• REQUIREMENTS
Which lines in the records below contain the word "causes"? Copy each of them.
>> Start
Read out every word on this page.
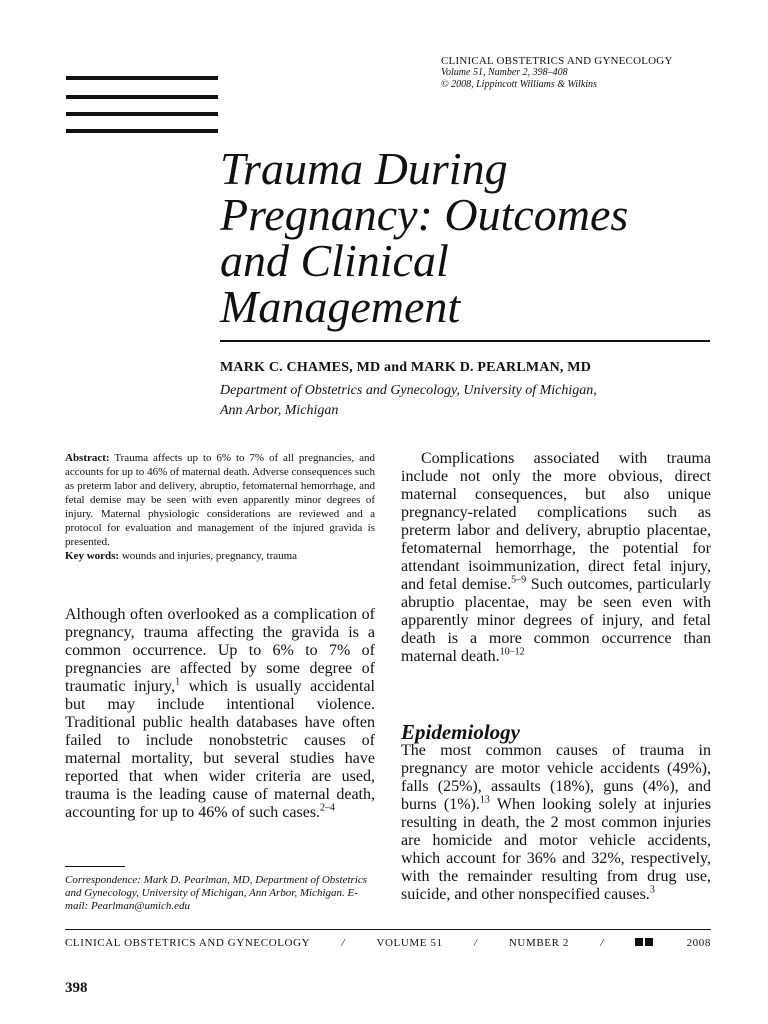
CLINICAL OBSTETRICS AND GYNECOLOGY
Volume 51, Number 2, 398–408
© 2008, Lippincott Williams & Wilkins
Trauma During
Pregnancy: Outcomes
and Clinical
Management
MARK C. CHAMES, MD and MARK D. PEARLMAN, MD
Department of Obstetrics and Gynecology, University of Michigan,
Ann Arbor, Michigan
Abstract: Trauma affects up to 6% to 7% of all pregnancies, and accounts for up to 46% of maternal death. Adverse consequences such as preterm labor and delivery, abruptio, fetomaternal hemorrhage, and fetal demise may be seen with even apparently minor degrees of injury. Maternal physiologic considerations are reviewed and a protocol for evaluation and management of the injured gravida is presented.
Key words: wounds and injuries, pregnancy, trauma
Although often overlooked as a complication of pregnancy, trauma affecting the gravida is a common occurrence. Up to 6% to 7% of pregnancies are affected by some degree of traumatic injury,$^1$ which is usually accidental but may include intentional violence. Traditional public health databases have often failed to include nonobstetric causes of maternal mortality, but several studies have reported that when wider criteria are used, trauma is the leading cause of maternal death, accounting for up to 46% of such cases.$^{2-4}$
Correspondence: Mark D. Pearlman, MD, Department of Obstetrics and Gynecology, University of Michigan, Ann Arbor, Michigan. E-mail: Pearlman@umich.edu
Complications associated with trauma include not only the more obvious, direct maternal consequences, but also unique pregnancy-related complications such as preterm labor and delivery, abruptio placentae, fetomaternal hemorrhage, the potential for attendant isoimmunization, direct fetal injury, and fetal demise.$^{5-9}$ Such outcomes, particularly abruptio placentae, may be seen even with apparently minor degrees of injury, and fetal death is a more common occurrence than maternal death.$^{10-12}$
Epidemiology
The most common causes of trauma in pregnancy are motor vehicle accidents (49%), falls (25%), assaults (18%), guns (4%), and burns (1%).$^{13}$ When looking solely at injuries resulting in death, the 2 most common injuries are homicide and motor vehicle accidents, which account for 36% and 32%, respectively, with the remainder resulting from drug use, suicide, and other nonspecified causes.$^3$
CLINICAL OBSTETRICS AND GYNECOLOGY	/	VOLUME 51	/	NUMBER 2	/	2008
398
>> End
>> Start
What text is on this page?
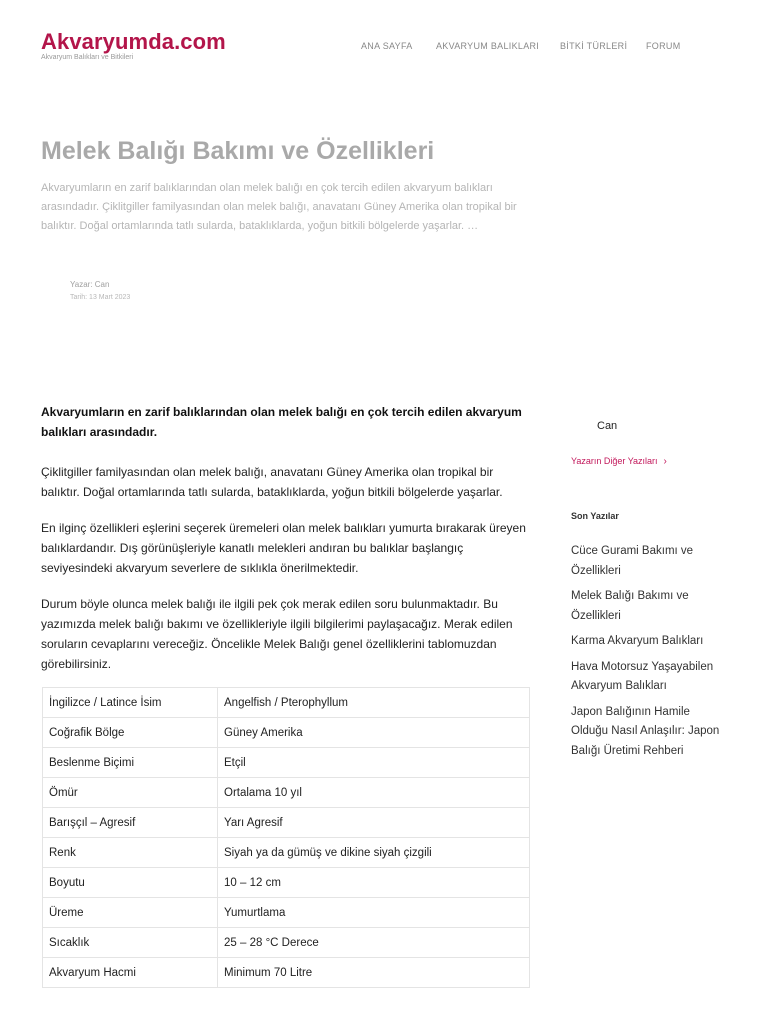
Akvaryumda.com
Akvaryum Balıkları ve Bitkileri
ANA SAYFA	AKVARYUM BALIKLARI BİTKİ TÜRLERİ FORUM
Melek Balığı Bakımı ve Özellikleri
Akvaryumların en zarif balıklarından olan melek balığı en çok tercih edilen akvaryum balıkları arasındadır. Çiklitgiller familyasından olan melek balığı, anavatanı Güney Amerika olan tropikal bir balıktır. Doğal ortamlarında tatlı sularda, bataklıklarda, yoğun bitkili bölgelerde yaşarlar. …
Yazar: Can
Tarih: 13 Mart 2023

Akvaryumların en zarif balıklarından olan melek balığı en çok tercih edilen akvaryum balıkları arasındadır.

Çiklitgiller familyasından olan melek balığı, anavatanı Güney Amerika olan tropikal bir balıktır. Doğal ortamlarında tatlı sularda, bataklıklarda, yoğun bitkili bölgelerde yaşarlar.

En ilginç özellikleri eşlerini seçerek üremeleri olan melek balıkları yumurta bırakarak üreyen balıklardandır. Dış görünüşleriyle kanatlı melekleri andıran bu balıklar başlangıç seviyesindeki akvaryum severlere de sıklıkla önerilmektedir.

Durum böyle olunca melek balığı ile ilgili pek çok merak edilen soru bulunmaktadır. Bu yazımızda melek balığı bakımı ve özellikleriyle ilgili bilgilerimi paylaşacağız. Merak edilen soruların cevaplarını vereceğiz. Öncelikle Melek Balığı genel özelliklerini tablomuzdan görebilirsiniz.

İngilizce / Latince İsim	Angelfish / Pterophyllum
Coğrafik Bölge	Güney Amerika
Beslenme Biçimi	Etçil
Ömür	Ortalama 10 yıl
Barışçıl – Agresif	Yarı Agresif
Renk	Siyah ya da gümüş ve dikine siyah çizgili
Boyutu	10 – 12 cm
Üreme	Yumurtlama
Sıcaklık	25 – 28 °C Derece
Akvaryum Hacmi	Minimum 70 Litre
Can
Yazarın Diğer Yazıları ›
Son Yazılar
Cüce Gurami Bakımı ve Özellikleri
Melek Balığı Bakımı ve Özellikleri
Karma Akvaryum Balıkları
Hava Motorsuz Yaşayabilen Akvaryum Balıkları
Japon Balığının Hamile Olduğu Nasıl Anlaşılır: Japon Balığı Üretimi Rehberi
>> End
• FINISHED EXERCISE
Although often overlooked as a complication of pregnancy, trauma affecting the gravida is a common occurrence. Up to 6% to 7% of pregnancies are affected by some degree of traumatic injury,$^1$ which is usually accidental but may include intentional violence. Traditional public health databases have often failed to include nonobstetric causes of maternal mortality, but several studies have reported that when wider criteria are used, trauma is the leading cause of maternal death, accounting for up to 46% of such cases.$^{2-4}$
The most common causes of trauma in pregnancy are motor vehicle accidents (49%), falls (25%), assaults (18%), guns (4%), and burns (1%).$^{13}$ When looking solely at injuries resulting in death, the 2 most common injuries are homicide and motor vehicle accidents, which account for 36% and 32%, respectively, with the remainder resulting from drug use, suicide, and other nonspecified causes.$^3$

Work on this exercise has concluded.